Your goal. Skip the pictures and quote all of the lines exactly.

Supplied data.
* Start *

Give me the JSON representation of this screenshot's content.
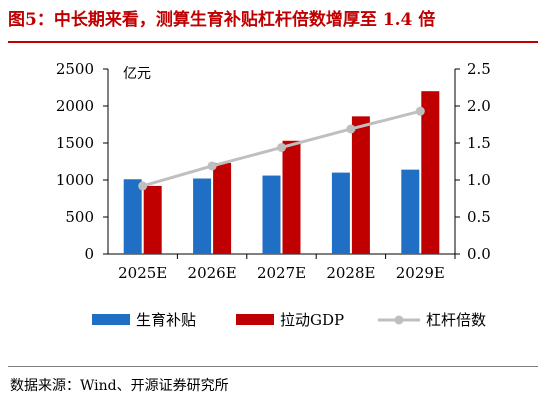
{
  "header": {
    "title": "图5：中长期来看，测算生育补贴杠杆倍数增厚至 1.4 倍"
  },
  "footer": {
    "source": "数据来源：Wind、开源证券研究所"
  },
  "colors": {
    "title": "#c00000",
    "subsidy": "#1f6fc5",
    "gdp": "#c00000",
    "leverage": "#bfbfbf"
  },
  "chart_data": {
    "type": "bar",
    "categories": [
      "2025E",
      "2026E",
      "2027E",
      "2028E",
      "2029E"
    ],
    "unit_label": "亿元",
    "y_left": {
      "lim": [
        0,
        2500
      ],
      "ticks": [
        "0",
        "500",
        "1000",
        "1500",
        "2000",
        "2500"
      ]
    },
    "y_right": {
      "lim": [
        0.0,
        2.5
      ],
      "ticks": [
        "0.0",
        "0.5",
        "1.0",
        "1.5",
        "2.0",
        "2.5"
      ]
    },
    "series": [
      {
        "name": "生育补贴",
        "kind": "bar",
        "axis": "left",
        "values": [
          1010,
          1020,
          1060,
          1100,
          1140
        ]
      },
      {
        "name": "拉动GDP",
        "kind": "bar",
        "axis": "left",
        "values": [
          920,
          1230,
          1530,
          1860,
          2200
        ]
      },
      {
        "name": "杠杆倍数",
        "kind": "line",
        "axis": "right",
        "values": [
          0.92,
          1.19,
          1.44,
          1.69,
          1.93
        ]
      }
    ],
    "legend": "bottom",
    "grid": false
  }
}
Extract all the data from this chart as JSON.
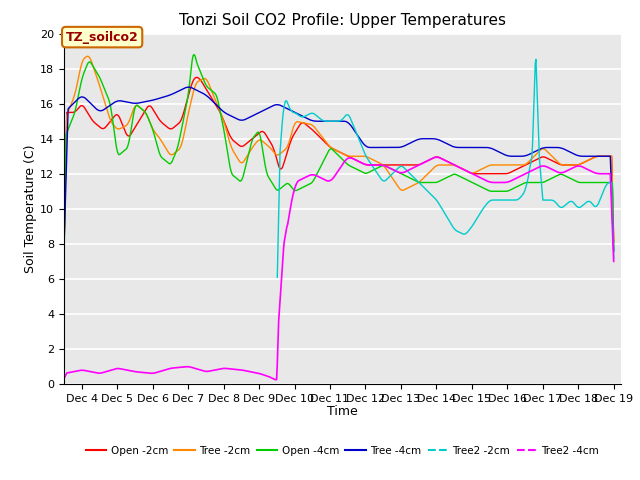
{
  "title": "Tonzi Soil CO2 Profile: Upper Temperatures",
  "xlabel": "Time",
  "ylabel": "Soil Temperature (C)",
  "ylim": [
    0,
    20
  ],
  "yticks": [
    0,
    2,
    4,
    6,
    8,
    10,
    12,
    14,
    16,
    18,
    20
  ],
  "fig_bg": "#ffffff",
  "plot_bg": "#e8e8e8",
  "grid_color": "#ffffff",
  "annotation_text": "TZ_soilco2",
  "annotation_bg": "#ffffcc",
  "annotation_border": "#cc6600",
  "annotation_text_color": "#990000",
  "series": {
    "Open_2cm": {
      "color": "#ff0000",
      "label": "Open -2cm"
    },
    "Tree_2cm": {
      "color": "#ff8800",
      "label": "Tree -2cm"
    },
    "Open_4cm": {
      "color": "#00cc00",
      "label": "Open -4cm"
    },
    "Tree_4cm": {
      "color": "#0000cc",
      "label": "Tree -4cm"
    },
    "Tree2_2cm": {
      "color": "#00cccc",
      "label": "Tree2 -2cm"
    },
    "Tree2_4cm": {
      "color": "#ff00ff",
      "label": "Tree2 -4cm"
    }
  },
  "x_tick_labels": [
    "Dec 4",
    "Dec 5",
    "Dec 6",
    "Dec 7",
    "Dec 8",
    "Dec 9",
    "Dec 10",
    "Dec 11",
    "Dec 12",
    "Dec 13",
    "Dec 14",
    "Dec 15",
    "Dec 16",
    "Dec 17",
    "Dec 18",
    "Dec 19"
  ],
  "x_tick_positions": [
    4,
    5,
    6,
    7,
    8,
    9,
    10,
    11,
    12,
    13,
    14,
    15,
    16,
    17,
    18,
    19
  ]
}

* End *

Solution.
Give me the JSON representation of this screenshot's content.
{
  "header": {
    "title": "图5：中长期来看，测算生育补贴杠杆倍数增厚至 1.4 倍"
  },
  "footer": {
    "source": "数据来源：Wind、开源证券研究所"
  },
  "colors": {
    "title": "#c00000",
    "subsidy": "#1f6fc5",
    "gdp": "#c00000",
    "leverage": "#bfbfbf"
  },
  "chart_data": {
    "type": "bar",
    "categories": [
      "2025E",
      "2026E",
      "2027E",
      "2028E",
      "2029E"
    ],
    "unit_label": "亿元",
    "y_left": {
      "lim": [
        0,
        2500
      ],
      "ticks": [
        "0",
        "500",
        "1000",
        "1500",
        "2000",
        "2500"
      ]
    },
    "y_right": {
      "lim": [
        0.0,
        2.5
      ],
      "ticks": [
        "0.0",
        "0.5",
        "1.0",
        "1.5",
        "2.0",
        "2.5"
      ]
    },
    "series": [
      {
        "name": "生育补贴",
        "kind": "bar",
        "axis": "left",
        "values": [
          1010,
          1020,
          1060,
          1100,
          1140
        ]
      },
      {
        "name": "拉动GDP",
        "kind": "bar",
        "axis": "left",
        "values": [
          920,
          1230,
          1530,
          1860,
          2200
        ]
      },
      {
        "name": "杠杆倍数",
        "kind": "line",
        "axis": "right",
        "values": [
          0.92,
          1.19,
          1.44,
          1.69,
          1.93
        ]
      }
    ],
    "legend": "bottom",
    "grid": false
  }
}
Extract all the data from this chart as JSON.
{
  "title": "Tonzi Soil CO2 Profile: Upper Temperatures",
  "xlabel": "Time",
  "ylabel": "Soil Temperature (C)",
  "ylim": [
    0,
    20
  ],
  "yticks": [
    0,
    2,
    4,
    6,
    8,
    10,
    12,
    14,
    16,
    18,
    20
  ],
  "fig_bg": "#ffffff",
  "plot_bg": "#e8e8e8",
  "grid_color": "#ffffff",
  "annotation_text": "TZ_soilco2",
  "annotation_bg": "#ffffcc",
  "annotation_border": "#cc6600",
  "annotation_text_color": "#990000",
  "series": {
    "Open_2cm": {
      "color": "#ff0000",
      "label": "Open -2cm"
    },
    "Tree_2cm": {
      "color": "#ff8800",
      "label": "Tree -2cm"
    },
    "Open_4cm": {
      "color": "#00cc00",
      "label": "Open -4cm"
    },
    "Tree_4cm": {
      "color": "#0000cc",
      "label": "Tree -4cm"
    },
    "Tree2_2cm": {
      "color": "#00cccc",
      "label": "Tree2 -2cm"
    },
    "Tree2_4cm": {
      "color": "#ff00ff",
      "label": "Tree2 -4cm"
    }
  },
  "x_tick_labels": [
    "Dec 4",
    "Dec 5",
    "Dec 6",
    "Dec 7",
    "Dec 8",
    "Dec 9",
    "Dec 10",
    "Dec 11",
    "Dec 12",
    "Dec 13",
    "Dec 14",
    "Dec 15",
    "Dec 16",
    "Dec 17",
    "Dec 18",
    "Dec 19"
  ],
  "x_tick_positions": [
    4,
    5,
    6,
    7,
    8,
    9,
    10,
    11,
    12,
    13,
    14,
    15,
    16,
    17,
    18,
    19
  ]
}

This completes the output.